>> start

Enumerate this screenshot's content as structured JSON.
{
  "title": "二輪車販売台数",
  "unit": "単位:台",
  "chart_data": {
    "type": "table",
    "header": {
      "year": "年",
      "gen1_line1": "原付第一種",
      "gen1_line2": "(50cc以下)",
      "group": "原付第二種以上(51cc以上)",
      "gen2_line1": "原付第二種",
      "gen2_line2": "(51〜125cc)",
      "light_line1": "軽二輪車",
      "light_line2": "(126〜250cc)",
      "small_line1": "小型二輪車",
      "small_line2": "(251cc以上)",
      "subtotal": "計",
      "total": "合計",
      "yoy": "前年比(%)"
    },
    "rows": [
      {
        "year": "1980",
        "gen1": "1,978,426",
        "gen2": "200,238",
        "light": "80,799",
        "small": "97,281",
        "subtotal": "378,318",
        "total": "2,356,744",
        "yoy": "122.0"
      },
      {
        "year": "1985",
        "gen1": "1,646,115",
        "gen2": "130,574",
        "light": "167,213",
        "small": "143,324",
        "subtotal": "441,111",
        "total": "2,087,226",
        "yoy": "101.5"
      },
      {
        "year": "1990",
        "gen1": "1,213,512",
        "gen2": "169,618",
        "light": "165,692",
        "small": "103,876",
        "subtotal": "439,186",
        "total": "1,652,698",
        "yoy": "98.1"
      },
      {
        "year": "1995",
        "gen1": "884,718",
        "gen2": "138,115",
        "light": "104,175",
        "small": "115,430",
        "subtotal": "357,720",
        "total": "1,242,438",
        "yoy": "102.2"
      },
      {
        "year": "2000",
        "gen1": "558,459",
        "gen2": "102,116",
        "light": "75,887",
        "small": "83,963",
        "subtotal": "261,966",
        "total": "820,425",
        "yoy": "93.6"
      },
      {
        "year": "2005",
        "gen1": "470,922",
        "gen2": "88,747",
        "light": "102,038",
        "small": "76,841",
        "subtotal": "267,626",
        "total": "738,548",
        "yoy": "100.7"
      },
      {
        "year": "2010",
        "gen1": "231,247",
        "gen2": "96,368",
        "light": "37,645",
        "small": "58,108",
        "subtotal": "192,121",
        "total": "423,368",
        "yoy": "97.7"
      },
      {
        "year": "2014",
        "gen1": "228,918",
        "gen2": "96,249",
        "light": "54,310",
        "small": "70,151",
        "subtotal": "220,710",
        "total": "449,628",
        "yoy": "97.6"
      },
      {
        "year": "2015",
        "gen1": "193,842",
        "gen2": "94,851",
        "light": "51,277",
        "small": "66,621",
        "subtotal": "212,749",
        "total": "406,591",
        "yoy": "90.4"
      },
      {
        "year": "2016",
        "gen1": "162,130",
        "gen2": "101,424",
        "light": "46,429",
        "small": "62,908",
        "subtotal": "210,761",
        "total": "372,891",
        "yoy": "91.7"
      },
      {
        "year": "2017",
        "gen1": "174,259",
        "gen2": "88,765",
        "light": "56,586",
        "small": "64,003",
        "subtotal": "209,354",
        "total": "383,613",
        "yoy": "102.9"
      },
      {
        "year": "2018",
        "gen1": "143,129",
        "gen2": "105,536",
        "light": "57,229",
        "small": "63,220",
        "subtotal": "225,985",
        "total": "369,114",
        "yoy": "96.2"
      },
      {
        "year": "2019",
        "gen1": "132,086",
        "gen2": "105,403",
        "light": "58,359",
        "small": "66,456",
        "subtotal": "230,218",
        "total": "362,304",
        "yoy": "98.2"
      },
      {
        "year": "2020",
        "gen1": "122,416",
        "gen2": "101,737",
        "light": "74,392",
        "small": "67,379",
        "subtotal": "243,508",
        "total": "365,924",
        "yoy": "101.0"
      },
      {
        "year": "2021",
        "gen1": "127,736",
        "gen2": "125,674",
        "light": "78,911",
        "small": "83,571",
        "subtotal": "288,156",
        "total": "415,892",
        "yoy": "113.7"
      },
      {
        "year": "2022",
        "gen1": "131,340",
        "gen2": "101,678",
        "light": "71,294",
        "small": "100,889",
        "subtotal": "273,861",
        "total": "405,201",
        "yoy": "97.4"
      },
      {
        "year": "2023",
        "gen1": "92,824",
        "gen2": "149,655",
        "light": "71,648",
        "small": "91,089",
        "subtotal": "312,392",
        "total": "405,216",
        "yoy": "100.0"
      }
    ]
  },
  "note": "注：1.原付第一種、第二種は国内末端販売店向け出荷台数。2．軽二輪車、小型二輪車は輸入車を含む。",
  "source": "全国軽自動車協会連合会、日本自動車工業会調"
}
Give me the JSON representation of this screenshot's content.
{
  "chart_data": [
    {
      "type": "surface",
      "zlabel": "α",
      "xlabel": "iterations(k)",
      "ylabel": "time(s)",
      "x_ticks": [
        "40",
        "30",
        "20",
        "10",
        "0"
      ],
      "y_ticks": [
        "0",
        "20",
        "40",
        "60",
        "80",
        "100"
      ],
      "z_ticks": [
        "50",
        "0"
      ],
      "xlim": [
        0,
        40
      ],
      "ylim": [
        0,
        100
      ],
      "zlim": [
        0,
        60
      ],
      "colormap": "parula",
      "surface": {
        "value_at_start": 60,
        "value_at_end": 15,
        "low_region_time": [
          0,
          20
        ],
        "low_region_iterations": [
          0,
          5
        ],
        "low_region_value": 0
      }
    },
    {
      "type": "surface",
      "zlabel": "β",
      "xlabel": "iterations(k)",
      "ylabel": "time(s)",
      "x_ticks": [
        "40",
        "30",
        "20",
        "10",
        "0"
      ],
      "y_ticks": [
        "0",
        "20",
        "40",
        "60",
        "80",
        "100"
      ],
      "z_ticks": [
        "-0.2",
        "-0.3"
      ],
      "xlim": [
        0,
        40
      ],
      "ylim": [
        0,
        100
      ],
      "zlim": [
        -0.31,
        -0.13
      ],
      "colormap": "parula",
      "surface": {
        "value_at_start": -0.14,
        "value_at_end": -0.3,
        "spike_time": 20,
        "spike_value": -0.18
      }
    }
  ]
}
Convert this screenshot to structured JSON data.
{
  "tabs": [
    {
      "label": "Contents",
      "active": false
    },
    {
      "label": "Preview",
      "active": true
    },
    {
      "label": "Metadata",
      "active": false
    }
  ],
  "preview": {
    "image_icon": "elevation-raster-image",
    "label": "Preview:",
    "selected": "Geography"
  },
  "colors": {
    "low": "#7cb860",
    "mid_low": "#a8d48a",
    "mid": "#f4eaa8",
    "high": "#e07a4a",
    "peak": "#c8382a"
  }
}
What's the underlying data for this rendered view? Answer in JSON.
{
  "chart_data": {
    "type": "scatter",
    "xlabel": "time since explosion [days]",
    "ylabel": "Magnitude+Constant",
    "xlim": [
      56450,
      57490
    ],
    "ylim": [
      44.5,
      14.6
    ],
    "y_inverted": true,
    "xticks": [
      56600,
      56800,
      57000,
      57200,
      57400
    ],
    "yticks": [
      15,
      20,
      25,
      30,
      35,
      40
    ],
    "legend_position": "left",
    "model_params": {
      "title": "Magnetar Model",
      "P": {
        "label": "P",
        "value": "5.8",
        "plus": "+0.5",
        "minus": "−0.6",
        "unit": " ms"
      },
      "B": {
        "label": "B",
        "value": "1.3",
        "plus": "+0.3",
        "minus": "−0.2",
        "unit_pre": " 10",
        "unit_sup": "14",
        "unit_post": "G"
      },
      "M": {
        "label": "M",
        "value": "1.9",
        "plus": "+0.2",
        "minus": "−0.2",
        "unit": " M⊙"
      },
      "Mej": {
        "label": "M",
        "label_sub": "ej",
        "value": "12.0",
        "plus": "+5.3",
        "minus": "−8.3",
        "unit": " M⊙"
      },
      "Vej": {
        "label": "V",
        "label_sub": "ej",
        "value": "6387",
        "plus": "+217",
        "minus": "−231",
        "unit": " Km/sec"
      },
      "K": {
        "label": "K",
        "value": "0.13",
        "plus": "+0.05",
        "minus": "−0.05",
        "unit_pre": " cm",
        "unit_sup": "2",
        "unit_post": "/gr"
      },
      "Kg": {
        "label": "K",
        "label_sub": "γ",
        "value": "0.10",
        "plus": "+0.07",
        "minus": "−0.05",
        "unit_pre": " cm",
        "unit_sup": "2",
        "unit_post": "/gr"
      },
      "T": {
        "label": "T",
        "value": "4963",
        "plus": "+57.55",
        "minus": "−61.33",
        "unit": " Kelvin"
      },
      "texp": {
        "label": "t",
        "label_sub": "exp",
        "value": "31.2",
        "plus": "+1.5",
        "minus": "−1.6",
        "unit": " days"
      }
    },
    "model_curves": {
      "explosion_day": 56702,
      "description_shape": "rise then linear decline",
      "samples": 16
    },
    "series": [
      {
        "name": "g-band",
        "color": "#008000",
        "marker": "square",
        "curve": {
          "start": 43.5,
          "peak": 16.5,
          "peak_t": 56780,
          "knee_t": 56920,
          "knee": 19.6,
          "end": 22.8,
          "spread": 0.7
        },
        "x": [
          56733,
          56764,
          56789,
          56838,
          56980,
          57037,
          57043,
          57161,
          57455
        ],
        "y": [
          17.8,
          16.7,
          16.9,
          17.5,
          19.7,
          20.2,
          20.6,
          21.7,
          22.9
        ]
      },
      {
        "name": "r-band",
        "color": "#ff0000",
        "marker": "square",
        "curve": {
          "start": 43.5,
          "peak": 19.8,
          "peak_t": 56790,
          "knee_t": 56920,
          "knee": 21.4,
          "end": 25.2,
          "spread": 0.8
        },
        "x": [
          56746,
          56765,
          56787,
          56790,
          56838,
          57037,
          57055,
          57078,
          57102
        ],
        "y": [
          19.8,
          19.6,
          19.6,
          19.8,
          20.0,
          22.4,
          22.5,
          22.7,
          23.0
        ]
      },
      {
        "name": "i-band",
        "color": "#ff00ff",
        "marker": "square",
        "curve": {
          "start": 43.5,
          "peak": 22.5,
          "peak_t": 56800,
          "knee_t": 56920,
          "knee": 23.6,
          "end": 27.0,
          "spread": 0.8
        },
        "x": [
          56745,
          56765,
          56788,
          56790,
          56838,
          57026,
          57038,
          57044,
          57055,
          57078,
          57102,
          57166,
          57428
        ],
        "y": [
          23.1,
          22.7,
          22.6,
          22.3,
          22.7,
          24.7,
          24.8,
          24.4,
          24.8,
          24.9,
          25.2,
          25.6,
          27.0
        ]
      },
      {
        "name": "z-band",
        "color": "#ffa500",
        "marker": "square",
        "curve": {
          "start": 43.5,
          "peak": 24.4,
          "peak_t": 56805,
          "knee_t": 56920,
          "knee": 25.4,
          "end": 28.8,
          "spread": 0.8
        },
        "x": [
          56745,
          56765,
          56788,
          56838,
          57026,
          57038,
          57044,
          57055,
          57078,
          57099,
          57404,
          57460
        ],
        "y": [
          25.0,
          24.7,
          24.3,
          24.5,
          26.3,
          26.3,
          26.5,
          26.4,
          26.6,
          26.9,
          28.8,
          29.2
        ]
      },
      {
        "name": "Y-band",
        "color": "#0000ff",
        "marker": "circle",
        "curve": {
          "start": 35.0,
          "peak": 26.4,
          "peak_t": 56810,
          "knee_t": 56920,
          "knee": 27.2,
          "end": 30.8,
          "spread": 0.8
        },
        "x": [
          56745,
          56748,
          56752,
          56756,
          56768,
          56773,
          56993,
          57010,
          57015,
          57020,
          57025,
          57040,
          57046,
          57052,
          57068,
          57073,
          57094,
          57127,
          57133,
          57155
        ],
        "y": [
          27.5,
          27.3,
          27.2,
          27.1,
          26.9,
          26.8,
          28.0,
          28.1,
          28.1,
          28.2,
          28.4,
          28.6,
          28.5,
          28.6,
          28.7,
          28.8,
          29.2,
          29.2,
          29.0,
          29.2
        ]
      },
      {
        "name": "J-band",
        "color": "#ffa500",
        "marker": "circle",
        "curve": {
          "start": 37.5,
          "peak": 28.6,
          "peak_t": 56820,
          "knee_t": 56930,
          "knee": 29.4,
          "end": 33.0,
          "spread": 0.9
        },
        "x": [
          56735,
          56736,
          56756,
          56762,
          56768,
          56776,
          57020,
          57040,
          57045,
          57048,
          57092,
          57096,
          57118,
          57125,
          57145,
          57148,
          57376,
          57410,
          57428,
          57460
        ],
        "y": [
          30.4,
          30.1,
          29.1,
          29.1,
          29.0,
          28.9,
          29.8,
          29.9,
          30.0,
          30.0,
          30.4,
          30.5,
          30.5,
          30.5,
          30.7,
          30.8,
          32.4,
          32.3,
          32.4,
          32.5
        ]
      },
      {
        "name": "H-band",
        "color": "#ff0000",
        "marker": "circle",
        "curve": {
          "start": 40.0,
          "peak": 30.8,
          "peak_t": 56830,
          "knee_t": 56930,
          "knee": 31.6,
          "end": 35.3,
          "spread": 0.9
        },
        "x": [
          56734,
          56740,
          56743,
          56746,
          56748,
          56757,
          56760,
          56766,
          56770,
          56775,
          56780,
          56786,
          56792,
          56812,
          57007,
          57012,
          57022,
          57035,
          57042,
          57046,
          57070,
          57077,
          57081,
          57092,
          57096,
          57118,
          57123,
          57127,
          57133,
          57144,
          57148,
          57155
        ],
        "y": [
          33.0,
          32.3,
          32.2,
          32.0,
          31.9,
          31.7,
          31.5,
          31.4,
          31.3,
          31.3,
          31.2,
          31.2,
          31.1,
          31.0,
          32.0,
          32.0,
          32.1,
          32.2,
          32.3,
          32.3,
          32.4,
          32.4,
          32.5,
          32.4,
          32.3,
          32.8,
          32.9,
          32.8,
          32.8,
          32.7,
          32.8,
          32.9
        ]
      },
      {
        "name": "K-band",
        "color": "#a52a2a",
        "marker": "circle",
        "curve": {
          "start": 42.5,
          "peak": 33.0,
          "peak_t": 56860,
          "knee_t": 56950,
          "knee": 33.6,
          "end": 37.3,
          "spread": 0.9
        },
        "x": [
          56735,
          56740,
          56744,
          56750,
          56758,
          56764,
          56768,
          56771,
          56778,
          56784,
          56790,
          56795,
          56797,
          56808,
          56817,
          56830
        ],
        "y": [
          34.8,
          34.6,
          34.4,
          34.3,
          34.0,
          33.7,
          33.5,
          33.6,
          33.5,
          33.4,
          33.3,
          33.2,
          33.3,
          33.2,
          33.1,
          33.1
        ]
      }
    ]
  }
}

>> end

Exercise requirements >> Give only the number of lines in the data that hold the word "name".

Task result >> 8